#### Written instruction:
Every line below is to be quoted exactly, with nothing added or dropped.
[BEGIN Material for this task]
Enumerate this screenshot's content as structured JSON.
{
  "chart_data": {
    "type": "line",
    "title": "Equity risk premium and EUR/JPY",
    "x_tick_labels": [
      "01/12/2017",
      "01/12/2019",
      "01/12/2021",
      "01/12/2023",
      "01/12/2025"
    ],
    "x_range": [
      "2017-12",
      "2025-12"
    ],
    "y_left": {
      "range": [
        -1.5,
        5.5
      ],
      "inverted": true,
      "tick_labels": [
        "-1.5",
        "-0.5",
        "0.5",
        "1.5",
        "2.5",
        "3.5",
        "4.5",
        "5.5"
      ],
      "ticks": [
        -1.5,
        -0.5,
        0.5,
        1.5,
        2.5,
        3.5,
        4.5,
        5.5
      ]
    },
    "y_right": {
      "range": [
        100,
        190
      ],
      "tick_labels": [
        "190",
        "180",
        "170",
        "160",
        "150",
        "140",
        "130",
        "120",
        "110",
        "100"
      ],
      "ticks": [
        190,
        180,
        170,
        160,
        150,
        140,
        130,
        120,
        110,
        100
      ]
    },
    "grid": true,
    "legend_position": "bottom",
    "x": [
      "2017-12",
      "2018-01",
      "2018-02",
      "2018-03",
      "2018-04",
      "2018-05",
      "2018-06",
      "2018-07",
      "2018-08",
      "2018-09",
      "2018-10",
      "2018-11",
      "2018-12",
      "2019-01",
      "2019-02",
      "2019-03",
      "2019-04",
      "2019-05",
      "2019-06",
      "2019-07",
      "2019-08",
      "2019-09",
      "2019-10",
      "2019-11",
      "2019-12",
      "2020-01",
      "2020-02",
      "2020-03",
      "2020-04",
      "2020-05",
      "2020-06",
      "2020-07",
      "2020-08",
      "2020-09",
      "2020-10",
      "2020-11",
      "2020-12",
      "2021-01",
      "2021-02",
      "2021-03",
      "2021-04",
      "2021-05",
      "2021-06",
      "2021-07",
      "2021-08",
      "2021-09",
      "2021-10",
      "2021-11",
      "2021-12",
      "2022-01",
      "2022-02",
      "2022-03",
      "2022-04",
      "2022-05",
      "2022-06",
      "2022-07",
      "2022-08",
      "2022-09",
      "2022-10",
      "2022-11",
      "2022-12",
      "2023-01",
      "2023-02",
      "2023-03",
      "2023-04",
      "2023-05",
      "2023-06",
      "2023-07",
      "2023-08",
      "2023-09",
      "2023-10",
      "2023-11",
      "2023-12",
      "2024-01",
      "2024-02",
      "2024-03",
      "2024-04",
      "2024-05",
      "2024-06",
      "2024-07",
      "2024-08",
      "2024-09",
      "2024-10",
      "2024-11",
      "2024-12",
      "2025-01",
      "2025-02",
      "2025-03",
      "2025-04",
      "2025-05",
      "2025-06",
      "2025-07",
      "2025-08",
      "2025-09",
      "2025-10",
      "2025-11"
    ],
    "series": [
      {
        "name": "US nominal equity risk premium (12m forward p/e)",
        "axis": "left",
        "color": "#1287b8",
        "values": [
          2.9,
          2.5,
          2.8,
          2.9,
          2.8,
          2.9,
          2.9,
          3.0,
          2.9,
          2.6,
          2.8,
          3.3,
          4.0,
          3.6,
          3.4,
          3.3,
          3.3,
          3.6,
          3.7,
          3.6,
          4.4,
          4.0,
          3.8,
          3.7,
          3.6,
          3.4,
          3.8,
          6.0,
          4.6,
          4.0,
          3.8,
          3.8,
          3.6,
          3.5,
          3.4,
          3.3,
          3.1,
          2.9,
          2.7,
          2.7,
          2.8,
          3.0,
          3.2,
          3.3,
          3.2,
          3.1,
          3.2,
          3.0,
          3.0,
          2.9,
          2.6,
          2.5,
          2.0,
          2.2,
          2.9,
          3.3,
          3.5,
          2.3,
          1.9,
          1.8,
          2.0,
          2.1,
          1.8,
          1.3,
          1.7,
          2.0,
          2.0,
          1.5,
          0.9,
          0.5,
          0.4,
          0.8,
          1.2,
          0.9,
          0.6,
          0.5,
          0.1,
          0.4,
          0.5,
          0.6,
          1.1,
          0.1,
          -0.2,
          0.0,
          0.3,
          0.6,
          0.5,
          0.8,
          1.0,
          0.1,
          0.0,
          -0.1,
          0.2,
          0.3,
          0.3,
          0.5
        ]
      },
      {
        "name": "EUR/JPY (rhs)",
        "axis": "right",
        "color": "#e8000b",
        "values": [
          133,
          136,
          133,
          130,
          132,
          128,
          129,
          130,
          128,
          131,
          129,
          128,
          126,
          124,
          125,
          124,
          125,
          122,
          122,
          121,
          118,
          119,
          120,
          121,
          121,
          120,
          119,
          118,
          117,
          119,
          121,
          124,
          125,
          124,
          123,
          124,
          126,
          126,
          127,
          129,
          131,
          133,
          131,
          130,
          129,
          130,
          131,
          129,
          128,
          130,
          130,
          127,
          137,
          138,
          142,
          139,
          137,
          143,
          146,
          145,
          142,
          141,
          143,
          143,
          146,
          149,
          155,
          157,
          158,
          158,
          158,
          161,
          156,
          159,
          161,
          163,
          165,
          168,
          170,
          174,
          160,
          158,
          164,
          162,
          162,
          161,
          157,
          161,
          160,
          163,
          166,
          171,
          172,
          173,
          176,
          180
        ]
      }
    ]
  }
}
[END Material for this task]
#### Exercise result:
Enumerate this screenshot's content as structured JSON.
{
  "chart_data": {
    "type": "line",
    "title": "Equity risk premium and EUR/JPY",
    "x_tick_labels": [
      "01/12/2017",
      "01/12/2019",
      "01/12/2021",
      "01/12/2023",
      "01/12/2025"
    ],
    "x_range": [
      "2017-12",
      "2025-12"
    ],
    "y_left": {
      "range": [
        -1.5,
        5.5
      ],
      "inverted": true,
      "tick_labels": [
        "-1.5",
        "-0.5",
        "0.5",
        "1.5",
        "2.5",
        "3.5",
        "4.5",
        "5.5"
      ],
      "ticks": [
        -1.5,
        -0.5,
        0.5,
        1.5,
        2.5,
        3.5,
        4.5,
        5.5
      ]
    },
    "y_right": {
      "range": [
        100,
        190
      ],
      "tick_labels": [
        "190",
        "180",
        "170",
        "160",
        "150",
        "140",
        "130",
        "120",
        "110",
        "100"
      ],
      "ticks": [
        190,
        180,
        170,
        160,
        150,
        140,
        130,
        120,
        110,
        100
      ]
    },
    "grid": true,
    "legend_position": "bottom",
    "x": [
      "2017-12",
      "2018-01",
      "2018-02",
      "2018-03",
      "2018-04",
      "2018-05",
      "2018-06",
      "2018-07",
      "2018-08",
      "2018-09",
      "2018-10",
      "2018-11",
      "2018-12",
      "2019-01",
      "2019-02",
      "2019-03",
      "2019-04",
      "2019-05",
      "2019-06",
      "2019-07",
      "2019-08",
      "2019-09",
      "2019-10",
      "2019-11",
      "2019-12",
      "2020-01",
      "2020-02",
      "2020-03",
      "2020-04",
      "2020-05",
      "2020-06",
      "2020-07",
      "2020-08",
      "2020-09",
      "2020-10",
      "2020-11",
      "2020-12",
      "2021-01",
      "2021-02",
      "2021-03",
      "2021-04",
      "2021-05",
      "2021-06",
      "2021-07",
      "2021-08",
      "2021-09",
      "2021-10",
      "2021-11",
      "2021-12",
      "2022-01",
      "2022-02",
      "2022-03",
      "2022-04",
      "2022-05",
      "2022-06",
      "2022-07",
      "2022-08",
      "2022-09",
      "2022-10",
      "2022-11",
      "2022-12",
      "2023-01",
      "2023-02",
      "2023-03",
      "2023-04",
      "2023-05",
      "2023-06",
      "2023-07",
      "2023-08",
      "2023-09",
      "2023-10",
      "2023-11",
      "2023-12",
      "2024-01",
      "2024-02",
      "2024-03",
      "2024-04",
      "2024-05",
      "2024-06",
      "2024-07",
      "2024-08",
      "2024-09",
      "2024-10",
      "2024-11",
      "2024-12",
      "2025-01",
      "2025-02",
      "2025-03",
      "2025-04",
      "2025-05",
      "2025-06",
      "2025-07",
      "2025-08",
      "2025-09",
      "2025-10",
      "2025-11"
    ],
    "series": [
      {
        "name": "US nominal equity risk premium (12m forward p/e)",
        "axis": "left",
        "color": "#1287b8",
        "values": [
          2.9,
          2.5,
          2.8,
          2.9,
          2.8,
          2.9,
          2.9,
          3.0,
          2.9,
          2.6,
          2.8,
          3.3,
          4.0,
          3.6,
          3.4,
          3.3,
          3.3,
          3.6,
          3.7,
          3.6,
          4.4,
          4.0,
          3.8,
          3.7,
          3.6,
          3.4,
          3.8,
          6.0,
          4.6,
          4.0,
          3.8,
          3.8,
          3.6,
          3.5,
          3.4,
          3.3,
          3.1,
          2.9,
          2.7,
          2.7,
          2.8,
          3.0,
          3.2,
          3.3,
          3.2,
          3.1,
          3.2,
          3.0,
          3.0,
          2.9,
          2.6,
          2.5,
          2.0,
          2.2,
          2.9,
          3.3,
          3.5,
          2.3,
          1.9,
          1.8,
          2.0,
          2.1,
          1.8,
          1.3,
          1.7,
          2.0,
          2.0,
          1.5,
          0.9,
          0.5,
          0.4,
          0.8,
          1.2,
          0.9,
          0.6,
          0.5,
          0.1,
          0.4,
          0.5,
          0.6,
          1.1,
          0.1,
          -0.2,
          0.0,
          0.3,
          0.6,
          0.5,
          0.8,
          1.0,
          0.1,
          0.0,
          -0.1,
          0.2,
          0.3,
          0.3,
          0.5
        ]
      },
      {
        "name": "EUR/JPY (rhs)",
        "axis": "right",
        "color": "#e8000b",
        "values": [
          133,
          136,
          133,
          130,
          132,
          128,
          129,
          130,
          128,
          131,
          129,
          128,
          126,
          124,
          125,
          124,
          125,
          122,
          122,
          121,
          118,
          119,
          120,
          121,
          121,
          120,
          119,
          118,
          117,
          119,
          121,
          124,
          125,
          124,
          123,
          124,
          126,
          126,
          127,
          129,
          131,
          133,
          131,
          130,
          129,
          130,
          131,
          129,
          128,
          130,
          130,
          127,
          137,
          138,
          142,
          139,
          137,
          143,
          146,
          145,
          142,
          141,
          143,
          143,
          146,
          149,
          155,
          157,
          158,
          158,
          158,
          161,
          156,
          159,
          161,
          163,
          165,
          168,
          170,
          174,
          160,
          158,
          164,
          162,
          162,
          161,
          157,
          161,
          160,
          163,
          166,
          171,
          172,
          173,
          176,
          180
        ]
      }
    ]
  }
}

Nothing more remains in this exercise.